任务要求
请把从包含"Give me the"的那一行开始、一直到包含"chart-title: Best Product"的那一行为止（两端都算在内）的条目以两列 CSV 的形式给出，列名分别为"提问"和"回答"，每组提问与回答占一行。每列内容各放在一个带引号的字段里，其中的换行一律改为空格。

数据内容
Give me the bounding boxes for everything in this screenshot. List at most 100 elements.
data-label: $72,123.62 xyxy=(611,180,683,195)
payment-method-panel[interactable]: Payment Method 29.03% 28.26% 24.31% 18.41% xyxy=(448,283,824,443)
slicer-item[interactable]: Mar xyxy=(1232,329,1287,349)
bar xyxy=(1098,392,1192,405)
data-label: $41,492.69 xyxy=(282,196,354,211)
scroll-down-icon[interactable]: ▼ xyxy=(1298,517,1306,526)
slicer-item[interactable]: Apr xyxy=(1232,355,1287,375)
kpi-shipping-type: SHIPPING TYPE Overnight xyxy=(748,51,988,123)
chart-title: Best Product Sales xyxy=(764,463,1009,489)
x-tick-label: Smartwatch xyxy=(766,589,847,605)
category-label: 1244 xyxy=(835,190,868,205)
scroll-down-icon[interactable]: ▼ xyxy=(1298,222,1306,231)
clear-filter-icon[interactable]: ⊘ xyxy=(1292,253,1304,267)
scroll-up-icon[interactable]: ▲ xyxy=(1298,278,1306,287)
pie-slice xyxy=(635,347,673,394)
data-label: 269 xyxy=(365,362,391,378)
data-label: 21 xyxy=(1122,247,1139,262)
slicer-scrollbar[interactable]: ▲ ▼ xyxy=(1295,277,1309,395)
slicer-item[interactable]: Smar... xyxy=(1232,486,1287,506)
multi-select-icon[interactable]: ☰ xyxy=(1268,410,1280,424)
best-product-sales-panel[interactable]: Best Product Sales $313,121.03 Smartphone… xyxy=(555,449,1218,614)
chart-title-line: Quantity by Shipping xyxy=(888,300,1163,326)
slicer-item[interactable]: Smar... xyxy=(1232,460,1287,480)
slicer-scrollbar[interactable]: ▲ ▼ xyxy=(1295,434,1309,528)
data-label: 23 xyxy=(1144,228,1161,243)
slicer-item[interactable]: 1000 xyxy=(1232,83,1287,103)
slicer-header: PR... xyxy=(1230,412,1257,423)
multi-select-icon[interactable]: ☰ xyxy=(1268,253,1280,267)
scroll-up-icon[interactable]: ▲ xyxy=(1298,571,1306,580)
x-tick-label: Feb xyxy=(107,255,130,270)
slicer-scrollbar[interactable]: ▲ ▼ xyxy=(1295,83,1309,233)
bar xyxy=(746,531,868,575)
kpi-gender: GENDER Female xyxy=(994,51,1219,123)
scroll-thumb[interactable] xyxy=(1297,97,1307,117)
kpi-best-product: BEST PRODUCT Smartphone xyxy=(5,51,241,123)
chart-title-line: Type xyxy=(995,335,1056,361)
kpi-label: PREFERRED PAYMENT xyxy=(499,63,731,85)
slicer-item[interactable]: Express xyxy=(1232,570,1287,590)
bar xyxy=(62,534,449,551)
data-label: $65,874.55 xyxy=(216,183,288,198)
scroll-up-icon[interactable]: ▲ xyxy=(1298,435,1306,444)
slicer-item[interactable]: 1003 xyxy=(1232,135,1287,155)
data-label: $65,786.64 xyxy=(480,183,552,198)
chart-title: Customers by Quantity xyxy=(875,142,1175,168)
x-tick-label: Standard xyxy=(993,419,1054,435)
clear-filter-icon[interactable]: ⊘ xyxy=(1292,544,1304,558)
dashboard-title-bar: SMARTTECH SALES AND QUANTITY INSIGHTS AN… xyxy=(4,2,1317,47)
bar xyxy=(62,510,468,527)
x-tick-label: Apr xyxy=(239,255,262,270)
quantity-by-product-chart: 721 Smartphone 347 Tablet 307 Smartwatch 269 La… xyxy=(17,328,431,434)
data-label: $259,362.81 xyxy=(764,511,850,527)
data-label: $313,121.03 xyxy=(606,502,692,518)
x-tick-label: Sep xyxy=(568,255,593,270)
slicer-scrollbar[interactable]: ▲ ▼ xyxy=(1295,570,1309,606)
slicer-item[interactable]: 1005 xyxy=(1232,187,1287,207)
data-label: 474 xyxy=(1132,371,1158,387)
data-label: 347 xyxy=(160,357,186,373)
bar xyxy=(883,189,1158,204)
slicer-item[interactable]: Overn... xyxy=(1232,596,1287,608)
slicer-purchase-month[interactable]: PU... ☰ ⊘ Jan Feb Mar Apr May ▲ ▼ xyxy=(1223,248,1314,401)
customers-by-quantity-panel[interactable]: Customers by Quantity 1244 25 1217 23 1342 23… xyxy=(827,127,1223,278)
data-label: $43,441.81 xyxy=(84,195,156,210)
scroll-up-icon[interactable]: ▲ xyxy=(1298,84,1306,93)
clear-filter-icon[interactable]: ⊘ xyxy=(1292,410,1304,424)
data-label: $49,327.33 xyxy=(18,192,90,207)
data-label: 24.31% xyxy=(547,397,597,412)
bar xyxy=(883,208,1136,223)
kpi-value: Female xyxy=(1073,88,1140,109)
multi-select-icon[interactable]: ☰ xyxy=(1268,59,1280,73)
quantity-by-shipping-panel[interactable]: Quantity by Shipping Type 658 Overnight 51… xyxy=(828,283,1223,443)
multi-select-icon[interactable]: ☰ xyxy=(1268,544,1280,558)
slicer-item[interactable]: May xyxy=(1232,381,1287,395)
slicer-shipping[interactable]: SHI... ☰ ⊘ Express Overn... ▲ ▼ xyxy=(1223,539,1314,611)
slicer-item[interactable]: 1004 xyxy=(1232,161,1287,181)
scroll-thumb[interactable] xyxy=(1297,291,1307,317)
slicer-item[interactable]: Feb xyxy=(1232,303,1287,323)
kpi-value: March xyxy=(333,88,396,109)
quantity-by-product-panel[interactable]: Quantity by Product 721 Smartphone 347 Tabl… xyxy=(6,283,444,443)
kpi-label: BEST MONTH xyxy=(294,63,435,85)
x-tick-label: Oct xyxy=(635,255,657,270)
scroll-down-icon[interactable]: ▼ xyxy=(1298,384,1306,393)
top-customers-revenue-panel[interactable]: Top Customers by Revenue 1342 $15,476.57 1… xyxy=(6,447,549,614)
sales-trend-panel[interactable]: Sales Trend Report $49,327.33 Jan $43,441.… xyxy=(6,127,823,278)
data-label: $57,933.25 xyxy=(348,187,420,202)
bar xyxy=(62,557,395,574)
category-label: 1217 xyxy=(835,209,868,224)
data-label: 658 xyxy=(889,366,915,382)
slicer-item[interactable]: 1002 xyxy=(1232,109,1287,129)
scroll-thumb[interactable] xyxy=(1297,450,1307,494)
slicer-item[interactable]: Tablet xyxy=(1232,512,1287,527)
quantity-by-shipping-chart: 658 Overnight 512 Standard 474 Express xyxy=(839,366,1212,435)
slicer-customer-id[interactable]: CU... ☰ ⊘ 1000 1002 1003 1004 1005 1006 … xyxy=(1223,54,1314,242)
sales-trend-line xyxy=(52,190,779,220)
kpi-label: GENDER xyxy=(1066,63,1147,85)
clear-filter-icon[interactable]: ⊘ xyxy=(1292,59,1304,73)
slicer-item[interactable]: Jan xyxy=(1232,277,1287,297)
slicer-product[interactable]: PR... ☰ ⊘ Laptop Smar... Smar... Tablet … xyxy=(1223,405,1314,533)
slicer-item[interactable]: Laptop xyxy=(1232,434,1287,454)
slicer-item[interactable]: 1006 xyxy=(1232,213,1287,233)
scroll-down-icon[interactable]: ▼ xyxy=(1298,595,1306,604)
* * *
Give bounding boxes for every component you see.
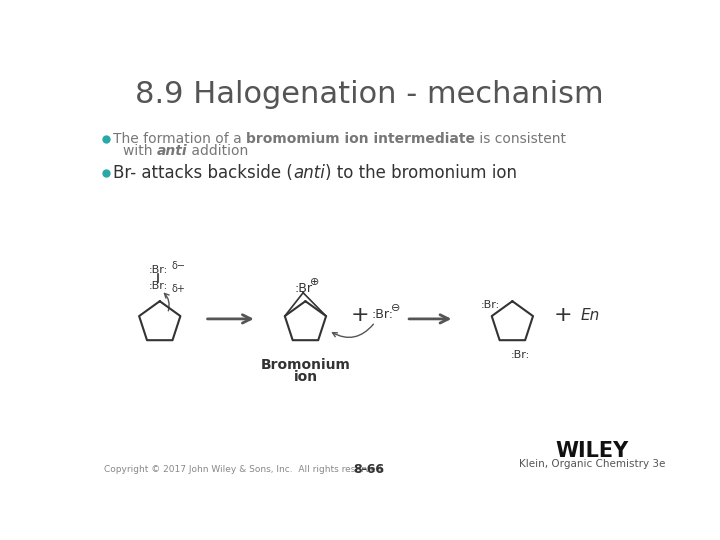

正确结果
提问,回答
"Give me the bounding boxes for everything in this screenshot. List at most 100 elements.","data-label: $72,123.62 xyxy=(611,180,683,195) payment-method-panel[interactable]: Payment Method 29.03% 28.26% 24.31% 18.41% xyxy=(448,283,824,443) slicer-item[interactable]: Mar xyxy=(1232,329,1287,349) bar xyxy=(1098,392,1192,405) data-label: $41,492.69 xyxy=(282,196,354,211) scroll-down-icon[interactable]: ▼ xyxy=(1298,517,1306,526) slicer-item[interactable]: Apr xyxy=(1232,355,1287,375) kpi-shipping-type: SHIPPING TYPE Overnight xyxy=(748,51,988,123) chart-title: Best Product Sales xyxy=(764,463,1009,489)"